Type out the data exactly as given. Skip any image.

---+---

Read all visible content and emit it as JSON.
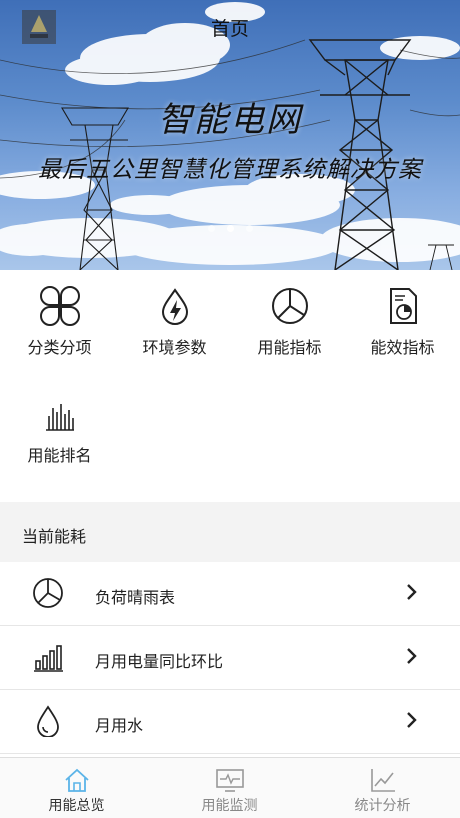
{
  "header": {
    "title": "首页"
  },
  "banner": {
    "headline": "智能电网",
    "subheadline": "最后五公里智慧化管理系统解决方案",
    "slide_count": 3,
    "active_slide": 2
  },
  "features": [
    {
      "label": "分类分项",
      "icon": "clover-icon"
    },
    {
      "label": "环境参数",
      "icon": "energy-drop-icon"
    },
    {
      "label": "用能指标",
      "icon": "pie-chart-icon"
    },
    {
      "label": "能效指标",
      "icon": "report-icon"
    },
    {
      "label": "用能排名",
      "icon": "bar-ranking-icon"
    }
  ],
  "section": {
    "title": "当前能耗"
  },
  "list": [
    {
      "label": "负荷晴雨表",
      "icon": "pie-chart-icon"
    },
    {
      "label": "月用电量同比环比",
      "icon": "bar-chart-icon"
    },
    {
      "label": "月用水",
      "icon": "water-drop-icon"
    }
  ],
  "tabs": [
    {
      "label": "用能总览",
      "icon": "home-icon",
      "active": true
    },
    {
      "label": "用能监测",
      "icon": "monitor-icon",
      "active": false
    },
    {
      "label": "统计分析",
      "icon": "line-chart-icon",
      "active": false
    }
  ],
  "colors": {
    "accent": "#5bb4e8",
    "inactive_tab": "#888888",
    "section_bg": "#f3f3f3"
  }
}
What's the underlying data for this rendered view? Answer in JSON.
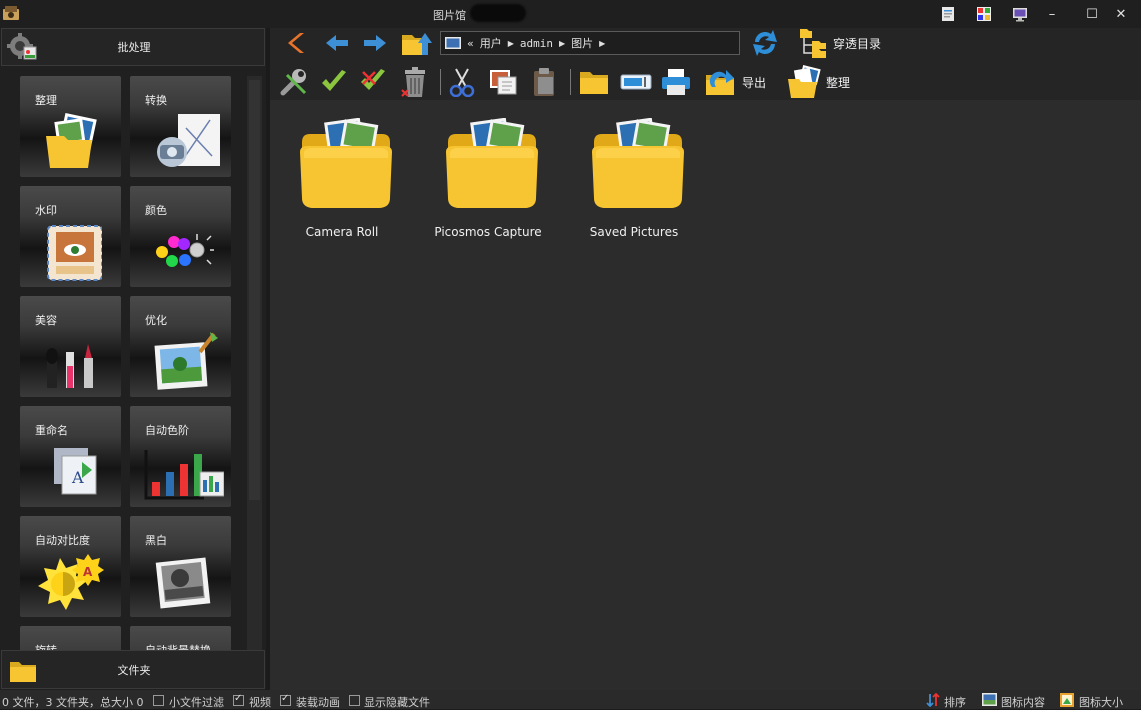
{
  "window": {
    "title": "图片馆",
    "minimize": "–",
    "maximize": "☐",
    "close": "✕"
  },
  "left": {
    "batch_label": "批处理",
    "folder_label": "文件夹",
    "tiles": [
      {
        "label": "整理"
      },
      {
        "label": "转换"
      },
      {
        "label": "水印"
      },
      {
        "label": "颜色"
      },
      {
        "label": "美容"
      },
      {
        "label": "优化"
      },
      {
        "label": "重命名"
      },
      {
        "label": "自动色阶"
      },
      {
        "label": "自动对比度"
      },
      {
        "label": "黑白"
      },
      {
        "label": "旋转"
      },
      {
        "label": "自动背景替换"
      }
    ]
  },
  "address": {
    "prefix": "«",
    "crumbs": [
      "用户",
      "admin",
      "图片"
    ]
  },
  "toolbar": {
    "tree_label": "穿透目录",
    "export_label": "导出",
    "organize_label": "整理"
  },
  "folders": [
    {
      "name": "Camera Roll"
    },
    {
      "name": "Picosmos Capture"
    },
    {
      "name": "Saved Pictures"
    }
  ],
  "status": {
    "summary": "0 文件，3 文件夹，总大小 0",
    "small_filter": "小文件过滤",
    "small_filter_checked": false,
    "video": "视频",
    "video_checked": true,
    "anim": "装载动画",
    "anim_checked": true,
    "hidden": "显示隐藏文件",
    "hidden_checked": false,
    "sort": "排序",
    "icon_content": "图标内容",
    "icon_size": "图标大小"
  },
  "colors": {
    "folder": "#f7c531",
    "accent_blue": "#3d8fd6",
    "accent_orange": "#e8732a",
    "check_green": "#8cc63f"
  }
}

---+---

● **Answer in full**
Read all visible content and emit it as JSON.
{
  "header": {
    "title": "首页"
  },
  "banner": {
    "headline": "智能电网",
    "subheadline": "最后五公里智慧化管理系统解决方案",
    "slide_count": 3,
    "active_slide": 2
  },
  "features": [
    {
      "label": "分类分项",
      "icon": "clover-icon"
    },
    {
      "label": "环境参数",
      "icon": "energy-drop-icon"
    },
    {
      "label": "用能指标",
      "icon": "pie-chart-icon"
    },
    {
      "label": "能效指标",
      "icon": "report-icon"
    },
    {
      "label": "用能排名",
      "icon": "bar-ranking-icon"
    }
  ],
  "section": {
    "title": "当前能耗"
  },
  "list": [
    {
      "label": "负荷晴雨表",
      "icon": "pie-chart-icon"
    },
    {
      "label": "月用电量同比环比",
      "icon": "bar-chart-icon"
    },
    {
      "label": "月用水",
      "icon": "water-drop-icon"
    }
  ],
  "tabs": [
    {
      "label": "用能总览",
      "icon": "home-icon",
      "active": true
    },
    {
      "label": "用能监测",
      "icon": "monitor-icon",
      "active": false
    },
    {
      "label": "统计分析",
      "icon": "line-chart-icon",
      "active": false
    }
  ],
  "colors": {
    "accent": "#5bb4e8",
    "inactive_tab": "#888888",
    "section_bg": "#f3f3f3"
  }
}
What's the underlying data for this rendered view? Answer in JSON.
{
  "window": {
    "title": "图片馆",
    "minimize": "–",
    "maximize": "☐",
    "close": "✕"
  },
  "left": {
    "batch_label": "批处理",
    "folder_label": "文件夹",
    "tiles": [
      {
        "label": "整理"
      },
      {
        "label": "转换"
      },
      {
        "label": "水印"
      },
      {
        "label": "颜色"
      },
      {
        "label": "美容"
      },
      {
        "label": "优化"
      },
      {
        "label": "重命名"
      },
      {
        "label": "自动色阶"
      },
      {
        "label": "自动对比度"
      },
      {
        "label": "黑白"
      },
      {
        "label": "旋转"
      },
      {
        "label": "自动背景替换"
      }
    ]
  },
  "address": {
    "prefix": "«",
    "crumbs": [
      "用户",
      "admin",
      "图片"
    ]
  },
  "toolbar": {
    "tree_label": "穿透目录",
    "export_label": "导出",
    "organize_label": "整理"
  },
  "folders": [
    {
      "name": "Camera Roll"
    },
    {
      "name": "Picosmos Capture"
    },
    {
      "name": "Saved Pictures"
    }
  ],
  "status": {
    "summary": "0 文件，3 文件夹，总大小 0",
    "small_filter": "小文件过滤",
    "small_filter_checked": false,
    "video": "视频",
    "video_checked": true,
    "anim": "装载动画",
    "anim_checked": true,
    "hidden": "显示隐藏文件",
    "hidden_checked": false,
    "sort": "排序",
    "icon_content": "图标内容",
    "icon_size": "图标大小"
  },
  "colors": {
    "folder": "#f7c531",
    "accent_blue": "#3d8fd6",
    "accent_orange": "#e8732a",
    "check_green": "#8cc63f"
  }
}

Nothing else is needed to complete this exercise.